What to work on: Locate the string "supplied" in the records below. Copy every line where it occurs.

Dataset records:
§

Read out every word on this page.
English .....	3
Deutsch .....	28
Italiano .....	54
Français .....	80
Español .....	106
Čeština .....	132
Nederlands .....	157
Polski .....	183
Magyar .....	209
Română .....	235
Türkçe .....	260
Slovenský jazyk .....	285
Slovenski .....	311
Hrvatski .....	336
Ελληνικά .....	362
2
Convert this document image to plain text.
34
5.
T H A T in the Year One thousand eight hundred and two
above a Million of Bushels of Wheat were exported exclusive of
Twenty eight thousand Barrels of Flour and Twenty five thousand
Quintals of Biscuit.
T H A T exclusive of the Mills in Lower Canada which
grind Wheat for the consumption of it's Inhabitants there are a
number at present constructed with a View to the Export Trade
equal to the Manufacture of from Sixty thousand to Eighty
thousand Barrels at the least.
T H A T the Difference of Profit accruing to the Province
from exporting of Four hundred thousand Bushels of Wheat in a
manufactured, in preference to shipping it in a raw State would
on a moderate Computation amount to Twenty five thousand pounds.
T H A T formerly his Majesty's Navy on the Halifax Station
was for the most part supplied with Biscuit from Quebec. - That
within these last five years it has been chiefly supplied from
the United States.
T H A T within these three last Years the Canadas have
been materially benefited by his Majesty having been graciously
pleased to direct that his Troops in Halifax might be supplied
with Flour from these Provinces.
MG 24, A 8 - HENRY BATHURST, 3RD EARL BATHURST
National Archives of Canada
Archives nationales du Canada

§

Answer:
was for the most part supplied with Biscuit from Quebec. - That
within these last five years it has been chiefly supplied from
pleased to direct that his Troops in Halifax might be supplied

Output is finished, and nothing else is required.